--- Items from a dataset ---
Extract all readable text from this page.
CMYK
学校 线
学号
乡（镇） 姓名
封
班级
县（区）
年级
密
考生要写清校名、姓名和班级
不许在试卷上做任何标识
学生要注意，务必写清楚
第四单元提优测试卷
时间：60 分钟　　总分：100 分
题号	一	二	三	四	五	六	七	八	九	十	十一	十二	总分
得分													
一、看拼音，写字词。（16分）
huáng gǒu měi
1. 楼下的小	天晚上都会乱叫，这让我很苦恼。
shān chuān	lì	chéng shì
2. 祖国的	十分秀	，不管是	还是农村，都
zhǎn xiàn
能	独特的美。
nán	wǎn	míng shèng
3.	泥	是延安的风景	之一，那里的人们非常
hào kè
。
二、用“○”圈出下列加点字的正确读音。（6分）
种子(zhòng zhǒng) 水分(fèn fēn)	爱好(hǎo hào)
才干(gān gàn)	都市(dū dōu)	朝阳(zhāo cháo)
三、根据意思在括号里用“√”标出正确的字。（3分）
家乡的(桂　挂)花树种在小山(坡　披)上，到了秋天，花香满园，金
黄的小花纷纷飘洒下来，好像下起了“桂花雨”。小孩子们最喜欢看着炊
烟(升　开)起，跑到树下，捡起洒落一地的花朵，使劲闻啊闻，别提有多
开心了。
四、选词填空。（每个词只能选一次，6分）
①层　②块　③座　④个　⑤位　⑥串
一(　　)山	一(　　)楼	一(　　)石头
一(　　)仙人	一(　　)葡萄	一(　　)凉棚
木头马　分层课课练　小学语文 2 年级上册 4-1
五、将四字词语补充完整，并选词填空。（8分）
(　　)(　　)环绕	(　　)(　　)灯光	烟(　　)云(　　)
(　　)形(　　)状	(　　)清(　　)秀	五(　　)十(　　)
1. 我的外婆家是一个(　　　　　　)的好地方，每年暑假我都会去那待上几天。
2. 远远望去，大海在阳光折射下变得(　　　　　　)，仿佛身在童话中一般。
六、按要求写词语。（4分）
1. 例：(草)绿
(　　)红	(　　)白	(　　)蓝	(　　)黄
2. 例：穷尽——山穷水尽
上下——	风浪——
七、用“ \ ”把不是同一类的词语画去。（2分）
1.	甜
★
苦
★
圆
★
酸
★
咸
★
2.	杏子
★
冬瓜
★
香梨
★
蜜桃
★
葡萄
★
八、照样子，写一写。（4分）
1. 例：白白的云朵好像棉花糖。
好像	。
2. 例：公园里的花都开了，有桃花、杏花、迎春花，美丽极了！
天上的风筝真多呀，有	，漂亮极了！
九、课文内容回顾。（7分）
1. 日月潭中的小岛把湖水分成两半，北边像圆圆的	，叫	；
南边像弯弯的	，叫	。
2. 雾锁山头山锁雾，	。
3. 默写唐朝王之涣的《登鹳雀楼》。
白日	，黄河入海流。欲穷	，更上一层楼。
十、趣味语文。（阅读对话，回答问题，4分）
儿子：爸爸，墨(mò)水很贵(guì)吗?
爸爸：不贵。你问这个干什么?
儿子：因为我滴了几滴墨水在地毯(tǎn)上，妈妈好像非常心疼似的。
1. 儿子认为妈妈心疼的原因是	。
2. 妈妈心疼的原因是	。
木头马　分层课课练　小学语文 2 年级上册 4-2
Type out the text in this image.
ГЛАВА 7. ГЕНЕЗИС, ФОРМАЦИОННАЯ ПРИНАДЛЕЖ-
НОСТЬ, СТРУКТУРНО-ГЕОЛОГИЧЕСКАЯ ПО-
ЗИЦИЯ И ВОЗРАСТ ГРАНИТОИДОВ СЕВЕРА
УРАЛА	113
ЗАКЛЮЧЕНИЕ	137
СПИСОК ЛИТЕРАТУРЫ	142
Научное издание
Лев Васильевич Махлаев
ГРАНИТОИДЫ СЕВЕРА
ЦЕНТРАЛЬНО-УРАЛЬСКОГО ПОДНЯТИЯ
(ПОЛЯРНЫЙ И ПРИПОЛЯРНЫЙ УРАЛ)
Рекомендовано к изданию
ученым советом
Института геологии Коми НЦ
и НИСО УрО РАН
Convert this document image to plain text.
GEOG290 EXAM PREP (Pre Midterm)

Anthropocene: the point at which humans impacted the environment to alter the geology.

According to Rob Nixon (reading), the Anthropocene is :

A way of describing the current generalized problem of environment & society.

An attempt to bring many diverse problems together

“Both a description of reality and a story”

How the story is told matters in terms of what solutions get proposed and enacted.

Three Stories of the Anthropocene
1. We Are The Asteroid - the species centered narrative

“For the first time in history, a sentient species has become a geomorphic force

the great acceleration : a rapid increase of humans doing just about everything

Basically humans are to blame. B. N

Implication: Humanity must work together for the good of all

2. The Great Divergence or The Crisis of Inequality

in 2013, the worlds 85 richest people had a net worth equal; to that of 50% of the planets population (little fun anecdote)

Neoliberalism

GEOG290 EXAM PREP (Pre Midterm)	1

--- TASK DETAILS ---
Which lines contain the word "年级上册"? Return each of them.

--- EXERCISE SOLUTION ---
木头马　分层课课练　小学语文 2 年级上册 4-1
木头马　分层课课练　小学语文 2 年级上册 4-2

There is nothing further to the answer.